__目標__
体重と妊娠の関係を述べた本文を、一字も変えずに全文書き写してください。

__掲載本文__
════
体重と妊娠の関係

☆ 適正体重
体重については、 痩せすぎ、 もしくは太りすぎである場合に妊娠率が低下します。
また、妊娠した後の胎児の成長、出産までの母児の危険性、出産後のお子さんの体質などにも影響を及ぼします。

BMI(Body Mass Index)は22が理想体重とされていますが、大きく外れなければ妊娠率は低下しないと
考えられています。 日本肥満学会の基準であれば、BMI18.5~25が普通体重と定義されています。
この範疇から外れる方は、普通体重に近づけられるよう生活習慣を少しでも良いので変更していくとよいと
考えられます。

BMI = 体重kg ÷ (身長m)2  
太りすぎず、瘦せすぎずが一番よい体型です。

妊娠前の夫婦の体質、妊娠中の妊婦の体質が、胎児の体質決定に関与することが分かってきています。
════
__利用可能なデータ__
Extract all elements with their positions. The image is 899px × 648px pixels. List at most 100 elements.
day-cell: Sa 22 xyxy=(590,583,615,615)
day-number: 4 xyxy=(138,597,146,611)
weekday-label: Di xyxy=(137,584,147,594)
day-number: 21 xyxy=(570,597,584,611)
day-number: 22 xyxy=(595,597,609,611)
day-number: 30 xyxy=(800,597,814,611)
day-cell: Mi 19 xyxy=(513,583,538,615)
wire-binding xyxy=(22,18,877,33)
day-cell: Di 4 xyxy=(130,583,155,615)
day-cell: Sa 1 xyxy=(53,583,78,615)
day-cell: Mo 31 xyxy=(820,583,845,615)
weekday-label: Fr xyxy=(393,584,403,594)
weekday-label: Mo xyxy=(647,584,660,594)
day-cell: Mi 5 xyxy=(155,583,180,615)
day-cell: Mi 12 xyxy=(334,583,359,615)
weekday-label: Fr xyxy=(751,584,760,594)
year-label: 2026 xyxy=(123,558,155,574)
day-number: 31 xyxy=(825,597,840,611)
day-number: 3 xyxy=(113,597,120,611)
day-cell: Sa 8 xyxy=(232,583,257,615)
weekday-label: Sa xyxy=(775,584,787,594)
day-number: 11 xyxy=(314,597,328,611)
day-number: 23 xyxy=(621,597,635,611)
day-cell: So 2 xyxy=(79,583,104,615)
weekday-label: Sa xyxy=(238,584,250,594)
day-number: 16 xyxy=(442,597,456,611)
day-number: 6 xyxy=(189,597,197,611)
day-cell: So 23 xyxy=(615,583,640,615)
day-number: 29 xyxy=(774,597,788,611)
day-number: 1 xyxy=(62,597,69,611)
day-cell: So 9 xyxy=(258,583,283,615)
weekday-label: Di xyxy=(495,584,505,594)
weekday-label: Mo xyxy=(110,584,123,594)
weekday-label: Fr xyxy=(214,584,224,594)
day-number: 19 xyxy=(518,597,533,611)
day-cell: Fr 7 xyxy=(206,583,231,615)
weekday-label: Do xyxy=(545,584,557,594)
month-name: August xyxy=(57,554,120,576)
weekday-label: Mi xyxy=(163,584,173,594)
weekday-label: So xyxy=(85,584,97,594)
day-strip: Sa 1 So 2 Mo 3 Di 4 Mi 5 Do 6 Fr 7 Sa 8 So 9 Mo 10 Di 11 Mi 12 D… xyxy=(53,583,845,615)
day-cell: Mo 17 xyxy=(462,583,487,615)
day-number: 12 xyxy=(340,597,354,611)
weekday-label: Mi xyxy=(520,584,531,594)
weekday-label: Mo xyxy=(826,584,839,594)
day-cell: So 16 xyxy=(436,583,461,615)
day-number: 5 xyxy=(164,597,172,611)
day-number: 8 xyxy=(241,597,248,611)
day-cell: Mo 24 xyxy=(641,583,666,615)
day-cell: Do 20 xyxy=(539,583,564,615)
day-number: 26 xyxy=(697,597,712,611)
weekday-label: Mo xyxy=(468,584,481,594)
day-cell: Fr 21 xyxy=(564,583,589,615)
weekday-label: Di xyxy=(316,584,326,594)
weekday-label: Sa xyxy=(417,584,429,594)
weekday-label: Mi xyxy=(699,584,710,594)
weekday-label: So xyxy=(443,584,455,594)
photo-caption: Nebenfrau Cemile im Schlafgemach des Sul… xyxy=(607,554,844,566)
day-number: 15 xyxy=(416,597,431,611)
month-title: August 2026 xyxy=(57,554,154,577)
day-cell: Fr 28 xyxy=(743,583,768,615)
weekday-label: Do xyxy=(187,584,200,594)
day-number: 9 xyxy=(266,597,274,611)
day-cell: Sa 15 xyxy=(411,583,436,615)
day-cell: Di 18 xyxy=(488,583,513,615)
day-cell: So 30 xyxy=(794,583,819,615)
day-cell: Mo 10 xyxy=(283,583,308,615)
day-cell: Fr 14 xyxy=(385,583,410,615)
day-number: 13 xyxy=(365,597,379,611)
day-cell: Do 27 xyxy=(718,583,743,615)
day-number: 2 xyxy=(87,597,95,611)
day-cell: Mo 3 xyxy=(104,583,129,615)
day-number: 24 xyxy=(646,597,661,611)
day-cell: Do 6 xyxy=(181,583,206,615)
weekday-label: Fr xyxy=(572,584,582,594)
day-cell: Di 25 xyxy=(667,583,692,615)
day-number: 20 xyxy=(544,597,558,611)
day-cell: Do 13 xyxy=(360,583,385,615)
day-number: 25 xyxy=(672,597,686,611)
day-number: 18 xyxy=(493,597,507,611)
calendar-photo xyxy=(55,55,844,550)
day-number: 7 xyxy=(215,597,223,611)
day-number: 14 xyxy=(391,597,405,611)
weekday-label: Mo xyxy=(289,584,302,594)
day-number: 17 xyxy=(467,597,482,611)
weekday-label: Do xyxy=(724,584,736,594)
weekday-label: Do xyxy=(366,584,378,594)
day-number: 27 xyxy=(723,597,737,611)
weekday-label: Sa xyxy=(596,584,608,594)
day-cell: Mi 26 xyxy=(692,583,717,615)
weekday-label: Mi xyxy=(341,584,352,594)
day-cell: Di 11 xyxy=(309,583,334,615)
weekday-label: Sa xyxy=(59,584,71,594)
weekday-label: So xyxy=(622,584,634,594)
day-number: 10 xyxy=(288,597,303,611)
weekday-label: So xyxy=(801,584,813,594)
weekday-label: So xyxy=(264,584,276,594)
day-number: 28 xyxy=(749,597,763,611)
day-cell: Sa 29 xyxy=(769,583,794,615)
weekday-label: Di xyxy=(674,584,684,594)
════
__結果__
体重と妊娠の関係

☆ 適正体重
体重については、 痩せすぎ、 もしくは太りすぎである場合に妊娠率が低下します。
また、妊娠した後の胎児の成長、出産までの母児の危険性、出産後のお子さんの体質などにも影響を及ぼします。

BMI(Body Mass Index)は22が理想体重とされていますが、大きく外れなければ妊娠率は低下しないと
考えられています。 日本肥満学会の基準であれば、BMI18.5~25が普通体重と定義されています。
この範疇から外れる方は、普通体重に近づけられるよう生活習慣を少しでも良いので変更していくとよいと
考えられます。

BMI = 体重kg ÷ (身長m)2  
太りすぎず、瘦せすぎずが一番よい体型です。

妊娠前の夫婦の体質、妊娠中の妊婦の体質が、胎児の体質決定に関与することが分かってきています。